+++ Source material +++

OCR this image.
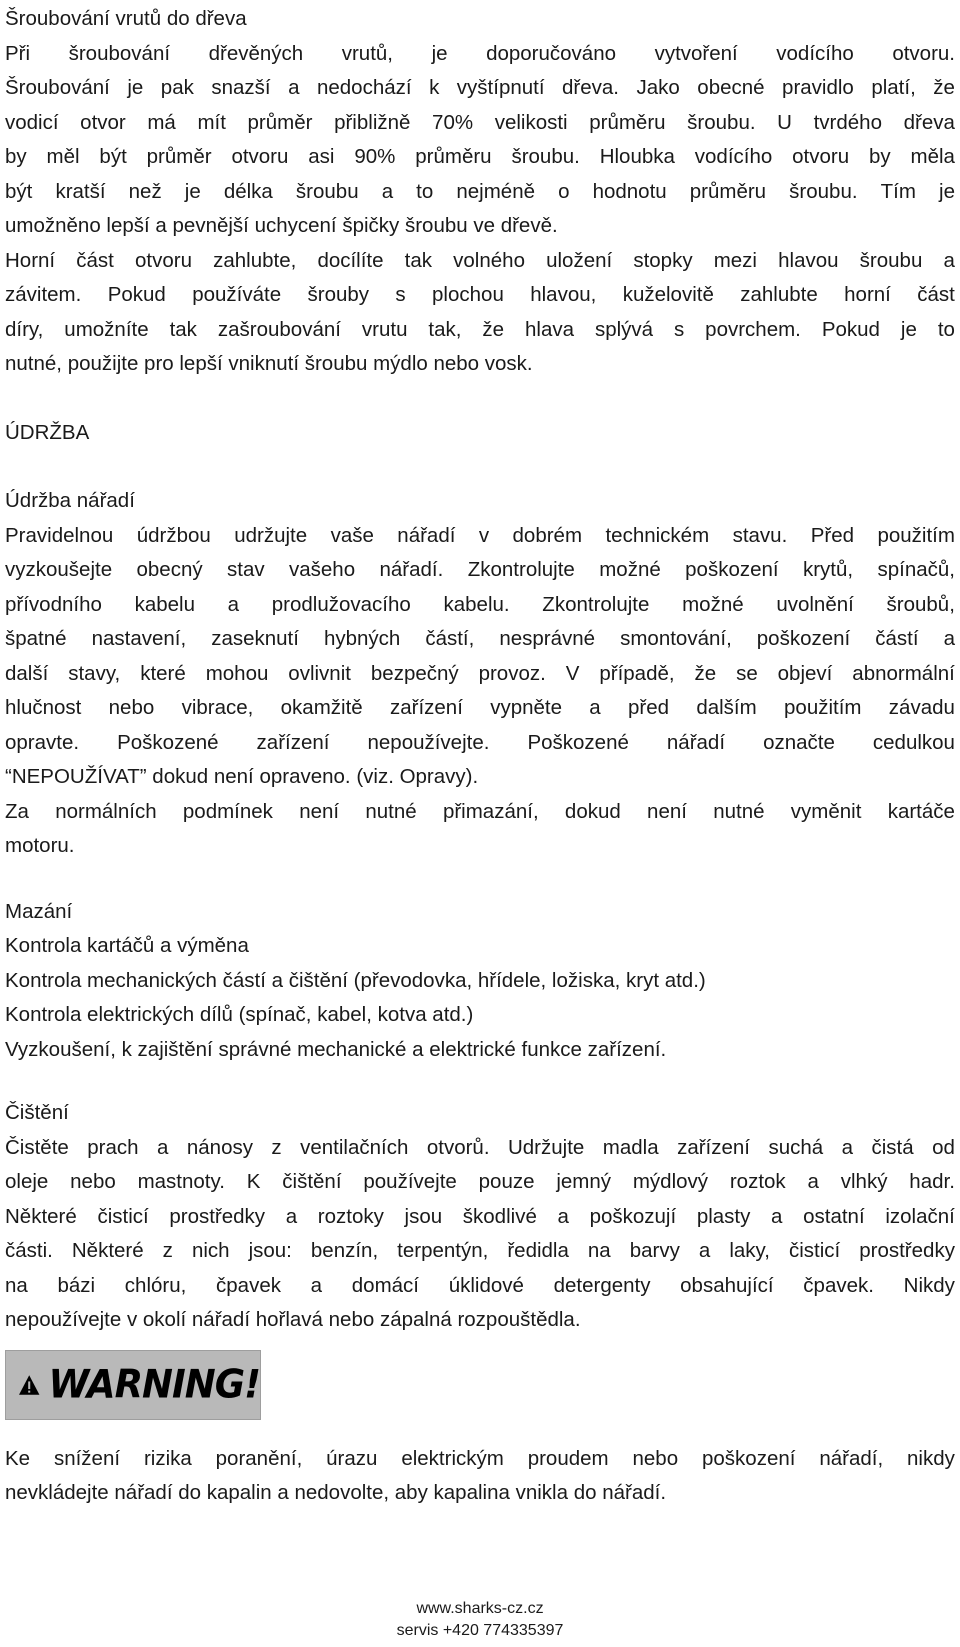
Šroubování vrutů do dřeva
Při šroubování dřevěných vrutů, je doporučováno vytvoření vodícího otvoru.
Šroubování je pak snazší a nedochází k vyštípnutí dřeva. Jako obecné pravidlo platí, že
vodicí otvor má mít průměr přibližně 70% velikosti průměru šroubu. U tvrdého dřeva
by měl být průměr otvoru asi 90% průměru šroubu. Hloubka vodícího otvoru by měla
být kratší než je délka šroubu a to nejméně o hodnotu průměru šroubu. Tím je
umožněno lepší a pevnější uchycení špičky šroubu ve dřevě.
Horní část otvoru zahlubte, docílíte tak volného uložení stopky mezi hlavou šroubu a
závitem. Pokud používáte šrouby s plochou hlavou, kuželovitě zahlubte horní část
díry, umožníte tak zašroubování vrutu tak, že hlava splývá s povrchem. Pokud je to
nutné, použijte pro lepší vniknutí šroubu mýdlo nebo vosk.
ÚDRŽBA
Údržba nářadí
Pravidelnou údržbou udržujte vaše nářadí v dobrém technickém stavu. Před použitím
vyzkoušejte obecný stav vašeho nářadí. Zkontrolujte možné poškození krytů, spínačů,
přívodního kabelu a prodlužovacího kabelu. Zkontrolujte možné uvolnění šroubů,
špatné nastavení, zaseknutí hybných částí, nesprávné smontování, poškození částí a
další stavy, které mohou ovlivnit bezpečný provoz. V případě, že se objeví abnormální
hlučnost nebo vibrace, okamžitě zařízení vypněte a před dalším použitím závadu
opravte. Poškozené zařízení nepoužívejte. Poškozené nářadí označte cedulkou
“NEPOUŽÍVAT” dokud není opraveno. (viz. Opravy).
Za normálních podmínek není nutné přimazání, dokud není nutné vyměnit kartáče
motoru.
Mazání
Kontrola kartáčů a výměna
Kontrola mechanických částí a čištění (převodovka, hřídele, ložiska, kryt atd.)
Kontrola elektrických dílů (spínač, kabel, kotva atd.)
Vyzkoušení, k zajištění správné mechanické a elektrické funkce zařízení.
Čištění
Čistěte prach a nánosy z ventilačních otvorů. Udržujte madla zařízení suchá a čistá od
oleje nebo mastnoty. K čištění používejte pouze jemný mýdlový roztok a vlhký hadr.
Některé čisticí prostředky a roztoky jsou škodlivé a poškozují plasty a ostatní izolační
části. Některé z nich jsou: benzín, terpentýn, ředidla na barvy a laky, čisticí prostředky
na bázi chlóru, čpavek a domácí úklidové detergenty obsahující čpavek. Nikdy
nepoužívejte v okolí nářadí hořlavá nebo zápalná rozpouštědla.
WARNING!
Ke snížení rizika poranění, úrazu elektrickým proudem nebo poškození nářadí, nikdy
nevkládejte nářadí do kapalin a nedovolte, aby kapalina vnikla do nářadí.
www.sharks-cz.cz
servis +420 774335397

+++

Reproduce the material above in full, exactly, with no images.

OCR this image.
Šroubování vrutů do dřeva
Při šroubování dřevěných vrutů, je doporučováno vytvoření vodícího otvoru.
Šroubování je pak snazší a nedochází k vyštípnutí dřeva. Jako obecné pravidlo platí, že
vodicí otvor má mít průměr přibližně 70% velikosti průměru šroubu. U tvrdého dřeva
by měl být průměr otvoru asi 90% průměru šroubu. Hloubka vodícího otvoru by měla
být kratší než je délka šroubu a to nejméně o hodnotu průměru šroubu. Tím je
umožněno lepší a pevnější uchycení špičky šroubu ve dřevě.
Horní část otvoru zahlubte, docílíte tak volného uložení stopky mezi hlavou šroubu a
závitem. Pokud používáte šrouby s plochou hlavou, kuželovitě zahlubte horní část
díry, umožníte tak zašroubování vrutu tak, že hlava splývá s povrchem. Pokud je to
nutné, použijte pro lepší vniknutí šroubu mýdlo nebo vosk.
ÚDRŽBA
Údržba nářadí
Pravidelnou údržbou udržujte vaše nářadí v dobrém technickém stavu. Před použitím
vyzkoušejte obecný stav vašeho nářadí. Zkontrolujte možné poškození krytů, spínačů,
přívodního kabelu a prodlužovacího kabelu. Zkontrolujte možné uvolnění šroubů,
špatné nastavení, zaseknutí hybných částí, nesprávné smontování, poškození částí a
další stavy, které mohou ovlivnit bezpečný provoz. V případě, že se objeví abnormální
hlučnost nebo vibrace, okamžitě zařízení vypněte a před dalším použitím závadu
opravte. Poškozené zařízení nepoužívejte. Poškozené nářadí označte cedulkou
“NEPOUŽÍVAT” dokud není opraveno. (viz. Opravy).
Za normálních podmínek není nutné přimazání, dokud není nutné vyměnit kartáče
motoru.
Mazání
Kontrola kartáčů a výměna
Kontrola mechanických částí a čištění (převodovka, hřídele, ložiska, kryt atd.)
Kontrola elektrických dílů (spínač, kabel, kotva atd.)
Vyzkoušení, k zajištění správné mechanické a elektrické funkce zařízení.
Čištění
Čistěte prach a nánosy z ventilačních otvorů. Udržujte madla zařízení suchá a čistá od
oleje nebo mastnoty. K čištění používejte pouze jemný mýdlový roztok a vlhký hadr.
Některé čisticí prostředky a roztoky jsou škodlivé a poškozují plasty a ostatní izolační
části. Některé z nich jsou: benzín, terpentýn, ředidla na barvy a laky, čisticí prostředky
na bázi chlóru, čpavek a domácí úklidové detergenty obsahující čpavek. Nikdy
nepoužívejte v okolí nářadí hořlavá nebo zápalná rozpouštědla.
WARNING!
Ke snížení rizika poranění, úrazu elektrickým proudem nebo poškození nářadí, nikdy
nevkládejte nářadí do kapalin a nedovolte, aby kapalina vnikla do nářadí.
www.sharks-cz.cz
servis +420 774335397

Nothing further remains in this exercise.